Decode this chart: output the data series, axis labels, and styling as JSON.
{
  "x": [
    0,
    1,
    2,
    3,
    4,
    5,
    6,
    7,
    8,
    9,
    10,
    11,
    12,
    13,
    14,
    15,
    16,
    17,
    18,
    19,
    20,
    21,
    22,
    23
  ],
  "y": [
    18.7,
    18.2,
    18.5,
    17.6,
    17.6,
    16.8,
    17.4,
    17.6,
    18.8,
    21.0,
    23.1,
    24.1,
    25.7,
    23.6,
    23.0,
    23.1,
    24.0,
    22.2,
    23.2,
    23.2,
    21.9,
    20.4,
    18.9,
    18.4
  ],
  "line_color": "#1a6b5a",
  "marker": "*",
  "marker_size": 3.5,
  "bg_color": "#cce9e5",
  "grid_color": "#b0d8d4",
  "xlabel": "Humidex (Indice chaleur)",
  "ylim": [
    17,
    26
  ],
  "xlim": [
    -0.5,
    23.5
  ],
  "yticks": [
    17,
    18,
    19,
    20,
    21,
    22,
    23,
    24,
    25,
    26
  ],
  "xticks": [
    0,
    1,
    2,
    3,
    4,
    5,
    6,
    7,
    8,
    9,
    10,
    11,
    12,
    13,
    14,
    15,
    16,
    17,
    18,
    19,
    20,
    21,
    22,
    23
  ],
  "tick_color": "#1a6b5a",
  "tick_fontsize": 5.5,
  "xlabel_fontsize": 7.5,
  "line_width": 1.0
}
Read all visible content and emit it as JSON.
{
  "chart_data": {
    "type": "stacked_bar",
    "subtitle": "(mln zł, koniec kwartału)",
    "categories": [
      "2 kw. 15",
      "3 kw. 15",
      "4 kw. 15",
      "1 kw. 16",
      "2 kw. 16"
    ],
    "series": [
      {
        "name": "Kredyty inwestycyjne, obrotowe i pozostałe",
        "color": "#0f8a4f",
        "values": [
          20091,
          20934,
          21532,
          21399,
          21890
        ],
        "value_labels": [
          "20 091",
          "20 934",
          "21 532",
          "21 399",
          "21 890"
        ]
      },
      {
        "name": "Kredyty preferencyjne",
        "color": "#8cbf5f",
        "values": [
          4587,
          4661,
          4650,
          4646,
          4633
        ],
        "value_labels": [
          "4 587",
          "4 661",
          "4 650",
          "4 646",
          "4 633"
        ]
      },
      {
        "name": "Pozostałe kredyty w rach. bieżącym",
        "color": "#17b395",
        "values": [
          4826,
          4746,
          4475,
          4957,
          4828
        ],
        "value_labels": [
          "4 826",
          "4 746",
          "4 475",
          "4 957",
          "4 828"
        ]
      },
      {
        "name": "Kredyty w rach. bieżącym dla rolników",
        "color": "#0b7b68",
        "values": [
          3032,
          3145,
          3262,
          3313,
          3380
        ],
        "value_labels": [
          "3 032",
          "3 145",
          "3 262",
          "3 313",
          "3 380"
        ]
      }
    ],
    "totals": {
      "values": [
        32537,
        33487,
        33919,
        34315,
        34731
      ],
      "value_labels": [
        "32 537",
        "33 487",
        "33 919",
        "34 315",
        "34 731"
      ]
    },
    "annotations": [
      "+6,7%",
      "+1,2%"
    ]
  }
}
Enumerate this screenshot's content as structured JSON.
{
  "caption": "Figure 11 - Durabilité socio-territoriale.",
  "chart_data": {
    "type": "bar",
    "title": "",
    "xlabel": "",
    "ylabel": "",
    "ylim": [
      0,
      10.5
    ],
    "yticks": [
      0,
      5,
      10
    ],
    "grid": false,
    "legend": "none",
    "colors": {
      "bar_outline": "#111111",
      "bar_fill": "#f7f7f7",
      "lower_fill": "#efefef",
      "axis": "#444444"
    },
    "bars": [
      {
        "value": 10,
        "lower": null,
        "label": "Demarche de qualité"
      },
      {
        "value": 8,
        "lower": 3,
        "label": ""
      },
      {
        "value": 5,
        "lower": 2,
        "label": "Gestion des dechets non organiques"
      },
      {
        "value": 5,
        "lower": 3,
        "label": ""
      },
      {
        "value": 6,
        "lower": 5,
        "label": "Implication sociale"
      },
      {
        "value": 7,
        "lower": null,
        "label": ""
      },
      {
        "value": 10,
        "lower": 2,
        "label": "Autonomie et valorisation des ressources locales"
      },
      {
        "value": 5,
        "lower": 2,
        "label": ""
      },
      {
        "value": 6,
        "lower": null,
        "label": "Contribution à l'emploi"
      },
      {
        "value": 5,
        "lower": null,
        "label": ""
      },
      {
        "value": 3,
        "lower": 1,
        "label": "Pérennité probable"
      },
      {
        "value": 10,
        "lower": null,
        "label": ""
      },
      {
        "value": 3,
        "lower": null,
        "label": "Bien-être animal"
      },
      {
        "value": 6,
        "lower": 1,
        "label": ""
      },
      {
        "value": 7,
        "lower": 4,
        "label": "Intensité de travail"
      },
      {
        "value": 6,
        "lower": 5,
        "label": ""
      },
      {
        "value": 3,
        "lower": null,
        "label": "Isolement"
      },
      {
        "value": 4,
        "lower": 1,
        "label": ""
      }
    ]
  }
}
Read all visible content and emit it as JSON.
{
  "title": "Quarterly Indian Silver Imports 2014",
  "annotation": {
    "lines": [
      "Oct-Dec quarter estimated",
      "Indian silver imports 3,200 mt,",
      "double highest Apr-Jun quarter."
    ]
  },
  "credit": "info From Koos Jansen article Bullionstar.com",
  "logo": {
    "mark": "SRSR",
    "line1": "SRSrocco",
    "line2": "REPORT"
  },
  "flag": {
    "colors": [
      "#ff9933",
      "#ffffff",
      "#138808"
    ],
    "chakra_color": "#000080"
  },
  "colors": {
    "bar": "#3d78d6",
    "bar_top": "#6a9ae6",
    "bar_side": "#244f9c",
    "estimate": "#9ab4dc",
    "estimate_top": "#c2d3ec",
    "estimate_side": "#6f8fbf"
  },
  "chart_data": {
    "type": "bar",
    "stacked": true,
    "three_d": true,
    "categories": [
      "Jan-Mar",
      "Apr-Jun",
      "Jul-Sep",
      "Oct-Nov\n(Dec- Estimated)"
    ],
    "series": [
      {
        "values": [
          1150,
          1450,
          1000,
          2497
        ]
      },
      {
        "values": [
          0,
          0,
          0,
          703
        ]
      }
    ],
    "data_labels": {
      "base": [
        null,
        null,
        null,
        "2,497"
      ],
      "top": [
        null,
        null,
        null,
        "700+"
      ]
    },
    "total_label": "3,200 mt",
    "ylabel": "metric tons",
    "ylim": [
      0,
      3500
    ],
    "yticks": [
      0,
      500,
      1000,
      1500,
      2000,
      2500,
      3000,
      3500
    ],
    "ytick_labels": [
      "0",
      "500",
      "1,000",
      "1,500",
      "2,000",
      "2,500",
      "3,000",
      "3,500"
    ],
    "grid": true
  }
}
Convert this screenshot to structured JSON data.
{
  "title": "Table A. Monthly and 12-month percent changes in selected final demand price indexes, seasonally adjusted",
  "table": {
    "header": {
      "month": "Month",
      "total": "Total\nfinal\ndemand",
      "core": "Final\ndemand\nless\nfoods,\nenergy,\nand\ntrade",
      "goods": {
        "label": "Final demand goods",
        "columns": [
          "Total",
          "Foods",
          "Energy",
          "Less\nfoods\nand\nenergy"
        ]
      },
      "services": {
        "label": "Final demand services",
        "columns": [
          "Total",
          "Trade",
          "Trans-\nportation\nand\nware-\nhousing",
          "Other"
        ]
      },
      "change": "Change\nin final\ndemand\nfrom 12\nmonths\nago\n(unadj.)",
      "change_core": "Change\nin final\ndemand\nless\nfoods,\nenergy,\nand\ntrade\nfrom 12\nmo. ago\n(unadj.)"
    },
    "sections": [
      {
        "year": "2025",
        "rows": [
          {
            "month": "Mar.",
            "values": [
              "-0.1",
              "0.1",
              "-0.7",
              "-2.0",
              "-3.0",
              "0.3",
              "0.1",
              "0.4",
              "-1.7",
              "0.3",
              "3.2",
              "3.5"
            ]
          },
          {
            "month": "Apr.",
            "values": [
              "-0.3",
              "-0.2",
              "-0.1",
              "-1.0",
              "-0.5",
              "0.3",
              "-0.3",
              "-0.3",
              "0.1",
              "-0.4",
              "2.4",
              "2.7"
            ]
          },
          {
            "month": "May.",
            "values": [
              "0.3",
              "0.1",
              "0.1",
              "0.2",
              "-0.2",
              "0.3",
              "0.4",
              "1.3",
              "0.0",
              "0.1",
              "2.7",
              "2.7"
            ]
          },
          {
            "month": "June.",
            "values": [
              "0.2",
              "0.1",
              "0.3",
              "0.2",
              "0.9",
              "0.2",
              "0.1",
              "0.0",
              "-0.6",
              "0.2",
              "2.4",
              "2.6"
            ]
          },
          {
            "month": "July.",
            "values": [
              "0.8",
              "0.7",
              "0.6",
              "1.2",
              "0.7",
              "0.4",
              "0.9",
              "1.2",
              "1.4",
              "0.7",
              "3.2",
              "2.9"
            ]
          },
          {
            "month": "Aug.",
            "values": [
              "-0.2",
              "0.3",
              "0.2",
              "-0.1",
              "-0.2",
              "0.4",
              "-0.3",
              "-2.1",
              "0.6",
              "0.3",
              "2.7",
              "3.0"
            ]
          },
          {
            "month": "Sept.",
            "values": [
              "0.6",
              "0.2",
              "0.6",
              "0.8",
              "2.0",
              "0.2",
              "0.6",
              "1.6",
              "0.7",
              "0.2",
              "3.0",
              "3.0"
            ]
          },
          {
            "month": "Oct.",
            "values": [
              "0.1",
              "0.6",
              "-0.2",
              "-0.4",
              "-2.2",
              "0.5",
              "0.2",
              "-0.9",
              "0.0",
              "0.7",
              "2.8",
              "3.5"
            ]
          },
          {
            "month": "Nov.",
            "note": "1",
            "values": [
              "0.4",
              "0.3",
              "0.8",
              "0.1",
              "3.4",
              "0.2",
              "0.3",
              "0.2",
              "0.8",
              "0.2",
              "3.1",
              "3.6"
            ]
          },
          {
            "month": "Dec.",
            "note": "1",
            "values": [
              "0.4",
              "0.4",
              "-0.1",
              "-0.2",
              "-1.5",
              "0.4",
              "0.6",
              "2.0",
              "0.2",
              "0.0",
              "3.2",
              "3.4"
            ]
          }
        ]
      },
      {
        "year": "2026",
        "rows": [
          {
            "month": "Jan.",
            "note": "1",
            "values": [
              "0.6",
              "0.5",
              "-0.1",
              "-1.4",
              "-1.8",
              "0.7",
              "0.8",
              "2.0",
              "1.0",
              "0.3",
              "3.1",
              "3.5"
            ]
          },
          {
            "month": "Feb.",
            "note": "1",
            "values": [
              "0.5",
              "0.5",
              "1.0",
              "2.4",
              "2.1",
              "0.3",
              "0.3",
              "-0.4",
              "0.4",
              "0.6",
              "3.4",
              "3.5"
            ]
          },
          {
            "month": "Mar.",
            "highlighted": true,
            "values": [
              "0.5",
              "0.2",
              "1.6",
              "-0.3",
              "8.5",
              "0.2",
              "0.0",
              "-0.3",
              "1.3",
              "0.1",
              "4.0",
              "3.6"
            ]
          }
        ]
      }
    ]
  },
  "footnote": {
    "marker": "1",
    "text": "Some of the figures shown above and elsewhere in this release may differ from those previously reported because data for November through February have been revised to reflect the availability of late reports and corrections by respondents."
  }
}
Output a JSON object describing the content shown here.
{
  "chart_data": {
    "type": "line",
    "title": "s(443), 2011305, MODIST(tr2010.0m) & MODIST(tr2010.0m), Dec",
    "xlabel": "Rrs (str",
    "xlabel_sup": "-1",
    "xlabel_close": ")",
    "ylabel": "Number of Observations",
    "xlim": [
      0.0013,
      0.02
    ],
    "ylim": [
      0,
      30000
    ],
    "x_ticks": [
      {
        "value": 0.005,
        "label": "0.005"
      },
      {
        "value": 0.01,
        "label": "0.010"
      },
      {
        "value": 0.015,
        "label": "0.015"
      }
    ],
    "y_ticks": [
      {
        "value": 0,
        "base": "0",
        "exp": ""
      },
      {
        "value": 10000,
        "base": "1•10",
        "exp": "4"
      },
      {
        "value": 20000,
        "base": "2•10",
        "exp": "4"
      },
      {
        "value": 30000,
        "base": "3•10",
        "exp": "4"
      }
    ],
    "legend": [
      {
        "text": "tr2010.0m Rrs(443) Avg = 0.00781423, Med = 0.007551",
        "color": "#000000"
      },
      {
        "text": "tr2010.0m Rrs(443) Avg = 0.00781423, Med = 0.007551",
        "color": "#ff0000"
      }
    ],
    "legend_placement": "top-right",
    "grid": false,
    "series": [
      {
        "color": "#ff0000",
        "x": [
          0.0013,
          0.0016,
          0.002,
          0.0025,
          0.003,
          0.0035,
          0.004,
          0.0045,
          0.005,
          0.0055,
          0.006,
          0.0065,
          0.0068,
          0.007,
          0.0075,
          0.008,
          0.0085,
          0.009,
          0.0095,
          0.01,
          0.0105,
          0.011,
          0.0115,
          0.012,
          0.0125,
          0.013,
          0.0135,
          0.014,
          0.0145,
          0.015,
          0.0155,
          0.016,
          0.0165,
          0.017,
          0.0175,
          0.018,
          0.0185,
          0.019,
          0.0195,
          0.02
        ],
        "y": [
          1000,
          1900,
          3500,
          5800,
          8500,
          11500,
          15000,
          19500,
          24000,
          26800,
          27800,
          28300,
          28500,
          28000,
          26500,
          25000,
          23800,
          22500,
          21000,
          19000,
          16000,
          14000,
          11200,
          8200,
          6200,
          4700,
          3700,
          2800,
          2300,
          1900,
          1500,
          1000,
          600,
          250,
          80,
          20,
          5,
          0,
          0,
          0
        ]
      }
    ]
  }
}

• What is needed: Going through the records above, state how many lines carry "structured", with no other text.

• Task response: 2